**Exercise task**
Look through the lines below and extract each one that contains "this".

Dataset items
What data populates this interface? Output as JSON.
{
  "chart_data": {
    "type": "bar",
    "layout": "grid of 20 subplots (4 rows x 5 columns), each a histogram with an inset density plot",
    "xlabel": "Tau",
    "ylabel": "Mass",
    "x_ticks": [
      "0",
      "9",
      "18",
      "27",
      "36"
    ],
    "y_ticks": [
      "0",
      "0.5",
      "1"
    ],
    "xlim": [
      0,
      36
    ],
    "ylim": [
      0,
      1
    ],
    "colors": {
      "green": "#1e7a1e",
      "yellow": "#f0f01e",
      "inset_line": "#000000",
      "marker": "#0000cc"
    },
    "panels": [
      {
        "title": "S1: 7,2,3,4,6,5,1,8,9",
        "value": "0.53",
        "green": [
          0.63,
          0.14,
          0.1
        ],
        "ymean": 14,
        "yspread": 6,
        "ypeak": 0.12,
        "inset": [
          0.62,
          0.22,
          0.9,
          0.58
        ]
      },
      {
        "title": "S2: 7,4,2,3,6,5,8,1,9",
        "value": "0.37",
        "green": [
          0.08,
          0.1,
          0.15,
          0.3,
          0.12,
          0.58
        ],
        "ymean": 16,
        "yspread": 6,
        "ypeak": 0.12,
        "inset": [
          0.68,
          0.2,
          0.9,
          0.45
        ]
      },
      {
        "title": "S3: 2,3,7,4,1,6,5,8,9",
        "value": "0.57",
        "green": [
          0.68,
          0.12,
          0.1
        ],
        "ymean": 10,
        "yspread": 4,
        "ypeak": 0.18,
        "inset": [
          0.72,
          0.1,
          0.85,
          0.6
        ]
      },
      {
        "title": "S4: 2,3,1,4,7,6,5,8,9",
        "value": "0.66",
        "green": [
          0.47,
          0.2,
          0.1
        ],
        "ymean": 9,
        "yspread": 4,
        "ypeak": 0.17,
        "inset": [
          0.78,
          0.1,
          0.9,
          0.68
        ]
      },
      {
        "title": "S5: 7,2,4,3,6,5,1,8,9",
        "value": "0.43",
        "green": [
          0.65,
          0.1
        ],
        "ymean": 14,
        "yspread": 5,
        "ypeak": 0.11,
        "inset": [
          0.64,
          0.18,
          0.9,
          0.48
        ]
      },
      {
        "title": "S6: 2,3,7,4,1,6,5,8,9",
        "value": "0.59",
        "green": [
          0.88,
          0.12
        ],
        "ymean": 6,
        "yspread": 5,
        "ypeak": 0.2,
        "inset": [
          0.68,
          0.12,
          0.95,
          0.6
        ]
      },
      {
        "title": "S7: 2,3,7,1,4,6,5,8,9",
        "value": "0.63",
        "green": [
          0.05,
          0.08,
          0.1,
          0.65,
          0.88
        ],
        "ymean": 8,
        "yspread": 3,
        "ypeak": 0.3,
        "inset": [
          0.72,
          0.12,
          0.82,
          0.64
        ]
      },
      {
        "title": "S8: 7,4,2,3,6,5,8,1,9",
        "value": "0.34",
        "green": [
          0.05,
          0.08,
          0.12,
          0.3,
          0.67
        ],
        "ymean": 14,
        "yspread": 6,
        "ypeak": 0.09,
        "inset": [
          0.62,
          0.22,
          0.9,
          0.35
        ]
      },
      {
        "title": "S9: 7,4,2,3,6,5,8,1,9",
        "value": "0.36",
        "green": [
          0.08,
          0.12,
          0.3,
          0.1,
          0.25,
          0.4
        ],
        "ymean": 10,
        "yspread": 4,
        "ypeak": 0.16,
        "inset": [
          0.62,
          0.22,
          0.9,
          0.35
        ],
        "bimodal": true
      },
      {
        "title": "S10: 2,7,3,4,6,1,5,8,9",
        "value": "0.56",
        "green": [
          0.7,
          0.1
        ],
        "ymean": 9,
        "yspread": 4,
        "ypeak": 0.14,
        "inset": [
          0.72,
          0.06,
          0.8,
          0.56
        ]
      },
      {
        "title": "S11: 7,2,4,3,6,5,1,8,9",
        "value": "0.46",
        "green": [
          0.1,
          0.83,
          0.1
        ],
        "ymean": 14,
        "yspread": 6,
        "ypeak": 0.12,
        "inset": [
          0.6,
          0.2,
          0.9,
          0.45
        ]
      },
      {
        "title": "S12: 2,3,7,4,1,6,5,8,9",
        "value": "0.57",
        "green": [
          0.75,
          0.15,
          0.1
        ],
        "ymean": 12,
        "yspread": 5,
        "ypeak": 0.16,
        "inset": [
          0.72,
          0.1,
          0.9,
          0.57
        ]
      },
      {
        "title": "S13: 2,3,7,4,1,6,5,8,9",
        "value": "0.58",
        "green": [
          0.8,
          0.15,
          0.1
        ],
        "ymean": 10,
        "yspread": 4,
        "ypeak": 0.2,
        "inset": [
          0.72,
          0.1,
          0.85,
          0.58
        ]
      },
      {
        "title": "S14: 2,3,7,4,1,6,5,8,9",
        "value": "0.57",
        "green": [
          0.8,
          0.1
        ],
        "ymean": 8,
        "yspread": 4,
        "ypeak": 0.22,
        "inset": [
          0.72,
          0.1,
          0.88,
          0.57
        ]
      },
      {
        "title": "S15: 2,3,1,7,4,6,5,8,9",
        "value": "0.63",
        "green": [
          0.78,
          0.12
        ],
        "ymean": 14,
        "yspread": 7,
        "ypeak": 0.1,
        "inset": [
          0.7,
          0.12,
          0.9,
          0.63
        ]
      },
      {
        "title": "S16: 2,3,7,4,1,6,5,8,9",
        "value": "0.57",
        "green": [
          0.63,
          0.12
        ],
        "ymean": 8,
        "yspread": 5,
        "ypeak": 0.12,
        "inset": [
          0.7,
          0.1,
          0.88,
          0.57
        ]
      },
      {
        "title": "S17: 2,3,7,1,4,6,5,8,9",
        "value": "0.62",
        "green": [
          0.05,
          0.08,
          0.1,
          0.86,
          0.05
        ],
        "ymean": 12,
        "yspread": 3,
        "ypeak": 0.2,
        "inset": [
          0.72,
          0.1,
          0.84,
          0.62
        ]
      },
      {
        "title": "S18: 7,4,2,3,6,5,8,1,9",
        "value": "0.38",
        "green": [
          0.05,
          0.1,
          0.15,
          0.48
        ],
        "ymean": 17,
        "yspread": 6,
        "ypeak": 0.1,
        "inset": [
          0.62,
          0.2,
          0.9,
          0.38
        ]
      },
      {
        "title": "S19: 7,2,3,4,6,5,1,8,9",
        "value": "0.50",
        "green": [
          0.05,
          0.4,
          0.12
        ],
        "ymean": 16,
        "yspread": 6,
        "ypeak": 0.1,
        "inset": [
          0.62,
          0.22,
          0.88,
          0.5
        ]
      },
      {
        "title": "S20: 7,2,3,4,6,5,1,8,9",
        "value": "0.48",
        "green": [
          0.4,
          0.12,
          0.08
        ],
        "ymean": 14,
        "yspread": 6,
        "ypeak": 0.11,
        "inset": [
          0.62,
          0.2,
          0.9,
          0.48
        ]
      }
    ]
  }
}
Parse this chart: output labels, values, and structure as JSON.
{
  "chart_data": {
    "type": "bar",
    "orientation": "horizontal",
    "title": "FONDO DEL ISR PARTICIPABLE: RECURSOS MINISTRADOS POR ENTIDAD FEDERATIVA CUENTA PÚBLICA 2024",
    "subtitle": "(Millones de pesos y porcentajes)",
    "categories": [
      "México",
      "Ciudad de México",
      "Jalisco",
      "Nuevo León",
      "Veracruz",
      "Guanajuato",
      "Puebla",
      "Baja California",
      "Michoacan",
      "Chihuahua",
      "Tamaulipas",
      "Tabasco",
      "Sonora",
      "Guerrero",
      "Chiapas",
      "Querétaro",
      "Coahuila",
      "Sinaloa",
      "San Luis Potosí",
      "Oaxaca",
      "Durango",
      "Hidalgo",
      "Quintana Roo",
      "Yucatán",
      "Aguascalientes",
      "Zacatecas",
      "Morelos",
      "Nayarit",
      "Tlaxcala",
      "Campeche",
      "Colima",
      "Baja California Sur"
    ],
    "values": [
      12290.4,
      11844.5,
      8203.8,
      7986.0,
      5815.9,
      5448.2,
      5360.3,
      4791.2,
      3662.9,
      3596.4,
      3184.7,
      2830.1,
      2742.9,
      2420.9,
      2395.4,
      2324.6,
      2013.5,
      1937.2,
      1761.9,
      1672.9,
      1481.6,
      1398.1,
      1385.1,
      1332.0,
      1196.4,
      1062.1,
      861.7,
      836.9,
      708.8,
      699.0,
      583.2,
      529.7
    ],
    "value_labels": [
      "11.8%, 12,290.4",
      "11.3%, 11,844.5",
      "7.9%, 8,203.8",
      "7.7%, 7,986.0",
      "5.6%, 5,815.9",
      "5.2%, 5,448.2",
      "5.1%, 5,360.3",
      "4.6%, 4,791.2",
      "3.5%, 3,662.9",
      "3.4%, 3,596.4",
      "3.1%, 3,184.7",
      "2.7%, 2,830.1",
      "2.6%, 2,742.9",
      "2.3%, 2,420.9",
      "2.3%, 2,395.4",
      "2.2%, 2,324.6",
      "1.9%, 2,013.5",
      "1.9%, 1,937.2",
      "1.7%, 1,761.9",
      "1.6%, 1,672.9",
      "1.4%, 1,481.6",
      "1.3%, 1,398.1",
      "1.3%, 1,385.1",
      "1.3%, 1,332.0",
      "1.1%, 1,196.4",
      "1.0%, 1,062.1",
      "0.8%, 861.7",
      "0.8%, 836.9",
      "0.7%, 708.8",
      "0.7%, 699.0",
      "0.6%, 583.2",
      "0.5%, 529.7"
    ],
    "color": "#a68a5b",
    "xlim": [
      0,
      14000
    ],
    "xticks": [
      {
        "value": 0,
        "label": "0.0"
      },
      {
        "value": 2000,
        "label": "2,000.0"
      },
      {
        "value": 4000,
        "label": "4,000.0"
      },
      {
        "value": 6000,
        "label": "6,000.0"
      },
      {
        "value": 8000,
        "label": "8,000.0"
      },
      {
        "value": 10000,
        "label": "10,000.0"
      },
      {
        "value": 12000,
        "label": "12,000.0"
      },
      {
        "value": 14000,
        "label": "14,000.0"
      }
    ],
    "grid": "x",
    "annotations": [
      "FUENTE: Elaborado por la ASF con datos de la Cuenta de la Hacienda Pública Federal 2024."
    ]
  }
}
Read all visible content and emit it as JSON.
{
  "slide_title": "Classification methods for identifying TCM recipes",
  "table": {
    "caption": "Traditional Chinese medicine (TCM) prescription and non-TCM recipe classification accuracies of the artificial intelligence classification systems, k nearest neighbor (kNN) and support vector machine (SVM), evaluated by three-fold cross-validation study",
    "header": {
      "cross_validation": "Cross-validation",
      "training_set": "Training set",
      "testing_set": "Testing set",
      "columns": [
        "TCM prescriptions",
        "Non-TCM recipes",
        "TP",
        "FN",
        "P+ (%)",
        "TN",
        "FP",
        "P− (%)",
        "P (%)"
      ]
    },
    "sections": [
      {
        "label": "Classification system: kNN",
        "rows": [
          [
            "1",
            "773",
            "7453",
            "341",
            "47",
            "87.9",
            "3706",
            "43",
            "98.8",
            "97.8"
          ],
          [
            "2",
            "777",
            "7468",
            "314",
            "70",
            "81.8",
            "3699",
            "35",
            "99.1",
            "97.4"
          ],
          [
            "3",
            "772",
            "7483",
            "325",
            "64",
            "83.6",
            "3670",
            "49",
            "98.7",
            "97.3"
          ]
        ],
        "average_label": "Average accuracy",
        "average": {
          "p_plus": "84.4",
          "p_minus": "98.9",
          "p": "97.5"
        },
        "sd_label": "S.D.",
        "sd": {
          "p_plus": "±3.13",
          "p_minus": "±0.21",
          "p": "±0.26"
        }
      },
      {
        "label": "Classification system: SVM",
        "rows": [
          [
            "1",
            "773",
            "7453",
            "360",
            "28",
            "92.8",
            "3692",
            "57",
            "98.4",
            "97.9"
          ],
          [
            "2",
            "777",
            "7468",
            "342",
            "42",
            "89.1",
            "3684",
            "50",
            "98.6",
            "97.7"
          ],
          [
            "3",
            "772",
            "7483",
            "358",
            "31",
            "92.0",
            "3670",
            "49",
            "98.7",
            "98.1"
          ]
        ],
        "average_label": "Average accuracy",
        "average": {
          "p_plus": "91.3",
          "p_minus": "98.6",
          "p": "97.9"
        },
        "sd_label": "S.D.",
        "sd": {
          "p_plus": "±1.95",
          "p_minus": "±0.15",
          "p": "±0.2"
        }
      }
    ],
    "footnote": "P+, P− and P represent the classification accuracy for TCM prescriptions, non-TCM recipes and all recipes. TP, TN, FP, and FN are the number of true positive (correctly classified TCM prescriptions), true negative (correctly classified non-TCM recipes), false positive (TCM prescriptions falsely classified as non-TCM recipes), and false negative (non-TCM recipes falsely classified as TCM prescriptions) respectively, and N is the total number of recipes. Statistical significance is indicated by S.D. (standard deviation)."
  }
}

**Correct result**
What data populates this interface? Output as JSON.
Parse this chart: output labels, values, and structure as JSON.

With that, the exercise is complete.